» WHAT THE TASK REQUIRES
Return every line of the records below verbatim, with no pictures in the copy.
..............................
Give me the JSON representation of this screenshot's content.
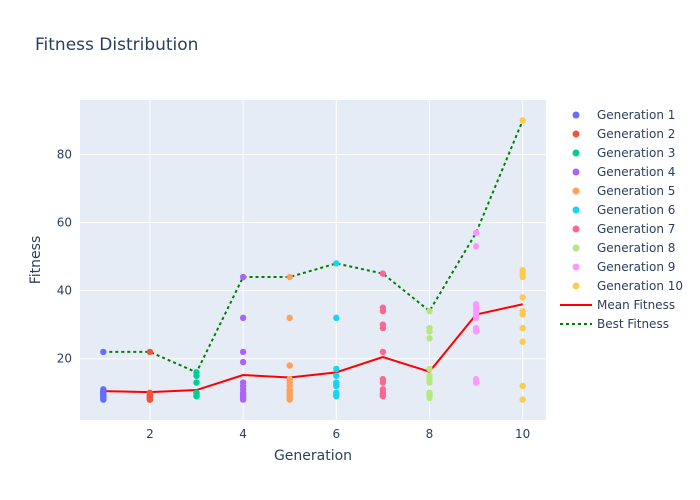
{
  "chart_data": {
    "type": "scatter",
    "title": "Fitness Distribution",
    "xlabel": "Generation",
    "ylabel": "Fitness",
    "xlim": [
      0.5,
      10.5
    ],
    "ylim": [
      2,
      96
    ],
    "x_ticks": [
      2,
      4,
      6,
      8,
      10
    ],
    "y_ticks": [
      20,
      40,
      60,
      80
    ],
    "grid": true,
    "legend_position": "right",
    "colors": {
      "plot_background": "#e5ecf6",
      "grid": "#ffffff",
      "text": "#2a3f5f",
      "mean_line": "#ff0000",
      "best_line": "#008000"
    },
    "series": [
      {
        "name": "Generation 1",
        "color": "#636efa",
        "x": 1,
        "values": [
          22,
          11,
          10.5,
          10,
          10,
          9.5,
          9,
          9,
          8.5,
          8
        ]
      },
      {
        "name": "Generation 2",
        "color": "#ef553b",
        "x": 2,
        "values": [
          22,
          10,
          9.5,
          9,
          9,
          8.5,
          8.5,
          8,
          8
        ]
      },
      {
        "name": "Generation 3",
        "color": "#00cc96",
        "x": 3,
        "values": [
          16,
          15,
          13,
          10,
          9.5,
          9,
          9
        ]
      },
      {
        "name": "Generation 4",
        "color": "#ab63fa",
        "x": 4,
        "values": [
          44,
          32,
          22,
          19,
          13,
          12,
          11,
          10,
          9.5,
          9,
          8.5,
          8
        ]
      },
      {
        "name": "Generation 5",
        "color": "#ffa15a",
        "x": 5,
        "values": [
          44,
          32,
          18,
          14,
          13,
          12,
          11,
          10.5,
          10,
          9.5,
          9,
          8.5,
          8
        ]
      },
      {
        "name": "Generation 6",
        "color": "#19d3f3",
        "x": 6,
        "values": [
          48,
          32,
          17,
          15,
          13,
          12.5,
          12,
          10,
          9.5,
          9
        ]
      },
      {
        "name": "Generation 7",
        "color": "#ff6692",
        "x": 7,
        "values": [
          45,
          35,
          34,
          30,
          29,
          22,
          14,
          13,
          11,
          10,
          9.5,
          9
        ]
      },
      {
        "name": "Generation 8",
        "color": "#b6e880",
        "x": 8,
        "values": [
          34,
          29,
          28,
          26,
          17,
          15,
          14,
          13,
          10,
          9.5,
          9,
          8.5
        ]
      },
      {
        "name": "Generation 9",
        "color": "#ff97ff",
        "x": 9,
        "values": [
          57,
          53,
          36,
          35,
          34,
          33,
          32,
          29,
          28,
          14,
          13
        ]
      },
      {
        "name": "Generation 10",
        "color": "#fecb52",
        "x": 10,
        "values": [
          90,
          46,
          45,
          44,
          38,
          34,
          33,
          29,
          25,
          12,
          8
        ]
      }
    ],
    "lines": [
      {
        "name": "Mean Fitness",
        "color": "#ff0000",
        "style": "solid",
        "x": [
          1,
          2,
          3,
          4,
          5,
          6,
          7,
          8,
          9,
          10
        ],
        "y": [
          10.5,
          10.2,
          10.8,
          15.2,
          14.5,
          16.0,
          20.5,
          16.2,
          33.0,
          36.0
        ]
      },
      {
        "name": "Best Fitness",
        "color": "#008000",
        "style": "dotted",
        "x": [
          1,
          2,
          3,
          4,
          5,
          6,
          7,
          8,
          9,
          10
        ],
        "y": [
          22,
          22,
          16,
          44,
          44,
          48,
          45,
          34,
          57,
          90
        ]
      }
    ]
  }
}
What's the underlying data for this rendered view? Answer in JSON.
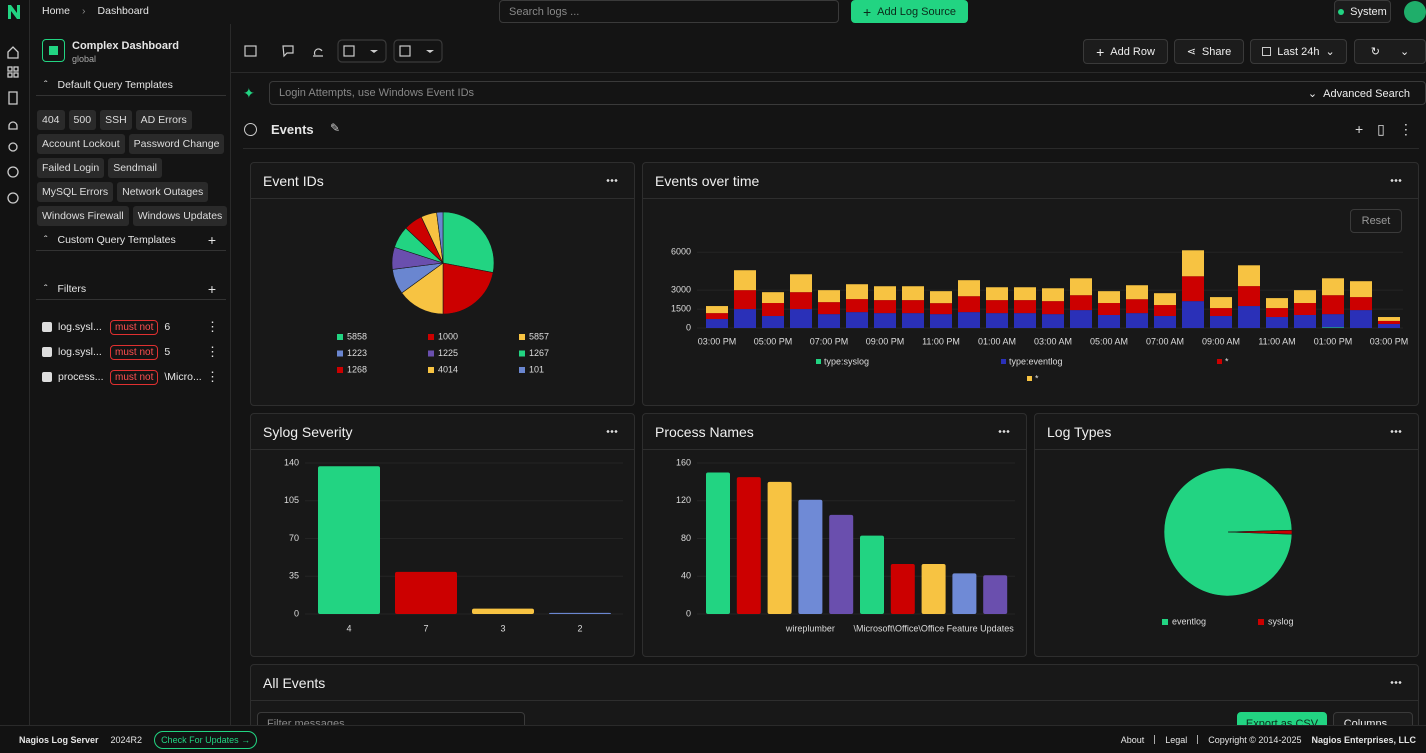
..............................
» THE ANSWER
Give me the JSON representation of this screenshot's content.
{
  "chart_data": {
    "type": "scatter",
    "title": "Fitness Distribution",
    "xlabel": "Generation",
    "ylabel": "Fitness",
    "xlim": [
      0.5,
      10.5
    ],
    "ylim": [
      2,
      96
    ],
    "x_ticks": [
      2,
      4,
      6,
      8,
      10
    ],
    "y_ticks": [
      20,
      40,
      60,
      80
    ],
    "grid": true,
    "legend_position": "right",
    "colors": {
      "plot_background": "#e5ecf6",
      "grid": "#ffffff",
      "text": "#2a3f5f",
      "mean_line": "#ff0000",
      "best_line": "#008000"
    },
    "series": [
      {
        "name": "Generation 1",
        "color": "#636efa",
        "x": 1,
        "values": [
          22,
          11,
          10.5,
          10,
          10,
          9.5,
          9,
          9,
          8.5,
          8
        ]
      },
      {
        "name": "Generation 2",
        "color": "#ef553b",
        "x": 2,
        "values": [
          22,
          10,
          9.5,
          9,
          9,
          8.5,
          8.5,
          8,
          8
        ]
      },
      {
        "name": "Generation 3",
        "color": "#00cc96",
        "x": 3,
        "values": [
          16,
          15,
          13,
          10,
          9.5,
          9,
          9
        ]
      },
      {
        "name": "Generation 4",
        "color": "#ab63fa",
        "x": 4,
        "values": [
          44,
          32,
          22,
          19,
          13,
          12,
          11,
          10,
          9.5,
          9,
          8.5,
          8
        ]
      },
      {
        "name": "Generation 5",
        "color": "#ffa15a",
        "x": 5,
        "values": [
          44,
          32,
          18,
          14,
          13,
          12,
          11,
          10.5,
          10,
          9.5,
          9,
          8.5,
          8
        ]
      },
      {
        "name": "Generation 6",
        "color": "#19d3f3",
        "x": 6,
        "values": [
          48,
          32,
          17,
          15,
          13,
          12.5,
          12,
          10,
          9.5,
          9
        ]
      },
      {
        "name": "Generation 7",
        "color": "#ff6692",
        "x": 7,
        "values": [
          45,
          35,
          34,
          30,
          29,
          22,
          14,
          13,
          11,
          10,
          9.5,
          9
        ]
      },
      {
        "name": "Generation 8",
        "color": "#b6e880",
        "x": 8,
        "values": [
          34,
          29,
          28,
          26,
          17,
          15,
          14,
          13,
          10,
          9.5,
          9,
          8.5
        ]
      },
      {
        "name": "Generation 9",
        "color": "#ff97ff",
        "x": 9,
        "values": [
          57,
          53,
          36,
          35,
          34,
          33,
          32,
          29,
          28,
          14,
          13
        ]
      },
      {
        "name": "Generation 10",
        "color": "#fecb52",
        "x": 10,
        "values": [
          90,
          46,
          45,
          44,
          38,
          34,
          33,
          29,
          25,
          12,
          8
        ]
      }
    ],
    "lines": [
      {
        "name": "Mean Fitness",
        "color": "#ff0000",
        "style": "solid",
        "x": [
          1,
          2,
          3,
          4,
          5,
          6,
          7,
          8,
          9,
          10
        ],
        "y": [
          10.5,
          10.2,
          10.8,
          15.2,
          14.5,
          16.0,
          20.5,
          16.2,
          33.0,
          36.0
        ]
      },
      {
        "name": "Best Fitness",
        "color": "#008000",
        "style": "dotted",
        "x": [
          1,
          2,
          3,
          4,
          5,
          6,
          7,
          8,
          9,
          10
        ],
        "y": [
          22,
          22,
          16,
          44,
          44,
          48,
          45,
          34,
          57,
          90
        ]
      }
    ]
  }
}
What's the underlying data for this rendered view? Answer in JSON.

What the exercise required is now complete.